Passage given:
-- start --

Opinion
6 Div. 875.
December 15, 1927.
Appeal from Circuit Court, Jefferson County; Romaine Boyd, Judge.
London, Yancey Brower and Frank Bainbridge, all of Birmingham, for appellant.
Error without injury will not justify the granting of a motion for a new trial. 20 R. C. L. 227; M. O. R. Co. v. Brassell, 188 Ala. 349, 66 So. 447; Ewart Lbr. Co. v. American Cement P. Co., 9 Ala. App. 152, 62 So. 560.
D. G. Ewing and Leigh M. Clark, both of Birmingham, for appellee.
It is error for the trial court, upon proper motion being made, to refuse to qualify the jury with reference to their interest in or connection with the indemnitor of the defendant. Citizens' Co. v. Lee, 182 Ala. 561, 62 So. 199; Beatty v. Palmer, 196 Ala. 67, 71 So. 422; U.S. Co. v. Warner, 198 Ala. 595, 73 So. 936; Clinton M. Co. v. Bradford, 200 Ala. 308, 76 So. 74; Munson S. S. Line v. Drayton, 17 Ala. App. 619, 87 So. 218.

-- end --

Supplied data:
-- start --

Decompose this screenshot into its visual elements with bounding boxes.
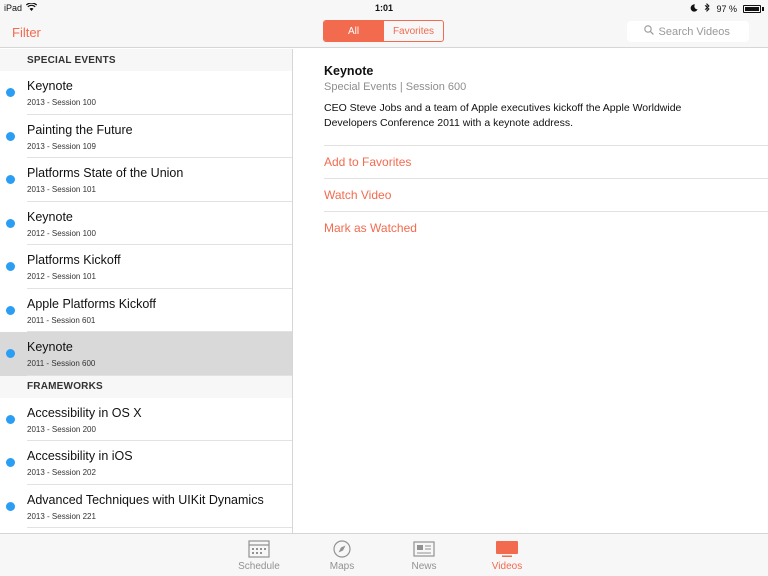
- session-title: Accessibility in iOS: [27, 449, 133, 463]
- unwatched-dot-icon: [6, 349, 15, 358]
- search-icon: [643, 25, 654, 38]
- unwatched-dot-icon: [6, 305, 15, 315]
- session-subtitle: 2011 - Session 601: [27, 315, 96, 325]
- section-header-frameworks: FRAMEWORKS: [0, 375, 292, 398]
- search-field[interactable]: [627, 21, 749, 42]
- list-item[interactable]: Keynote 2013 - Session 100: [0, 71, 292, 115]
- session-subtitle: 2013 - Session 202: [27, 468, 96, 477]
- unwatched-dot-icon: [6, 175, 15, 184]
- list-item[interactable]: Advanced Techniques with UIKit Dynamics …: [0, 485, 292, 529]
- session-subtitle: 2013 - Session 101: [27, 185, 96, 194]
- newspaper-icon: [413, 540, 435, 561]
- section-header-special-events: SPECIAL EVENTS: [0, 49, 292, 71]
- session-title: Platforms Kickoff: [27, 253, 121, 267]
- list-item[interactable]: Apple Platforms Kickoff 2011 - Session 6…: [0, 289, 292, 333]
- tab-schedule[interactable]: Schedule: [229, 540, 289, 572]
- list-item[interactable]: Accessibility in iOS 2013 - Session 202: [0, 441, 292, 485]
- status-bar: iPad 1:01 97 %: [0, 0, 768, 16]
- battery-tip: [762, 6, 764, 11]
- segment-favorites[interactable]: Favorites: [383, 21, 443, 41]
- session-subtitle: 2013 - Session 200: [27, 424, 96, 434]
- list-item[interactable]: Painting the Future 2013 - Session 109: [0, 115, 292, 159]
- session-subtitle: 2013 - Session 221: [27, 511, 96, 521]
- unwatched-dot-icon: [6, 414, 15, 424]
- session-list[interactable]: SPECIAL EVENTS Keynote 2013 - Session 10…: [0, 49, 293, 533]
- moon-icon: [690, 3, 699, 14]
- tab-news[interactable]: News: [394, 540, 454, 572]
- list-item[interactable]: Platforms Kickoff 2012 - Session 101: [0, 245, 292, 289]
- unwatched-dot-icon: [6, 218, 15, 228]
- battery-icon: [743, 4, 761, 13]
- scope-segmented-control: All Favorites: [323, 20, 444, 42]
- tab-label: Videos: [491, 561, 523, 572]
- tab-label: Schedule: [238, 561, 280, 572]
- session-title: Platforms State of the Union: [27, 166, 184, 180]
- watch-video-button[interactable]: Watch Video: [324, 178, 768, 211]
- list-item[interactable]: Accessibility in OS X 2013 - Session 200: [0, 398, 292, 442]
- tab-maps[interactable]: Maps: [312, 540, 372, 572]
- unwatched-dot-icon: [6, 458, 15, 467]
- bluetooth-icon: [704, 2, 711, 14]
- session-title: Painting the Future: [27, 122, 133, 137]
- session-detail: Keynote Special Events | Session 600 CEO…: [294, 49, 768, 533]
- list-item[interactable]: Platforms State of the Union 2013 - Sess…: [0, 158, 292, 202]
- session-subtitle: 2013 - Session 109: [27, 141, 96, 151]
- list-item[interactable]: Keynote 2012 - Session 100: [0, 202, 292, 246]
- tab-bar: Schedule Maps News Videos: [0, 533, 768, 576]
- tab-videos[interactable]: Videos: [477, 540, 537, 572]
- unwatched-dot-icon: [6, 131, 15, 141]
- session-subtitle: 2011 - Session 600: [27, 359, 96, 368]
- mark-as-watched-button[interactable]: Mark as Watched: [324, 211, 768, 244]
- session-title: Keynote: [27, 209, 73, 224]
- filter-button[interactable]: Filter: [12, 25, 41, 40]
- detail-title: Keynote: [324, 64, 374, 78]
- session-title: Keynote: [27, 79, 73, 93]
- tab-label: News: [411, 561, 437, 572]
- tab-label: Maps: [329, 561, 355, 572]
- add-to-favorites-button[interactable]: Add to Favorites: [324, 145, 768, 178]
- clock: 1:01: [374, 3, 393, 13]
- detail-meta: Special Events | Session 600: [324, 81, 467, 93]
- session-title: Apple Platforms Kickoff: [27, 296, 156, 311]
- tv-icon: [495, 540, 519, 561]
- compass-icon: [332, 540, 352, 561]
- detail-description: CEO Steve Jobs and a team of Apple execu…: [324, 102, 682, 129]
- list-item-selected[interactable]: Keynote 2011 - Session 600: [0, 332, 292, 376]
- session-subtitle: 2013 - Session 100: [27, 98, 96, 107]
- session-title: Advanced Techniques with UIKit Dynamics: [27, 492, 264, 507]
- unwatched-dot-icon: [6, 501, 15, 511]
- unwatched-dot-icon: [6, 262, 15, 271]
- session-title: Accessibility in OS X: [27, 405, 142, 420]
- session-subtitle: 2012 - Session 100: [27, 228, 96, 238]
- search-input[interactable]: [658, 25, 733, 38]
- unwatched-dot-icon: [6, 88, 15, 97]
- session-subtitle: 2012 - Session 101: [27, 272, 96, 281]
- navigation-bar: Filter All Favorites: [0, 16, 768, 48]
- battery-percent: 97 %: [716, 3, 737, 14]
- session-title: Keynote: [27, 340, 73, 354]
- segment-all[interactable]: All: [324, 21, 383, 41]
- detail-actions: Add to Favorites Watch Video Mark as Wat…: [324, 145, 768, 244]
- calendar-icon: [248, 540, 270, 561]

-- end --

Stated goal:
Answer these questions from the court opinion:
(a) Which court's decision is being appealed, and who was the judge?
(b) What date does the opinion give?
(c) According to the appellant's side, what will not justify granting a motion for a new trial?

Answer below:
(a) The Circuit Court of Jefferson County; Judge Romaine Boyd.
(b) December 15, 1927.
(c) Error without injury.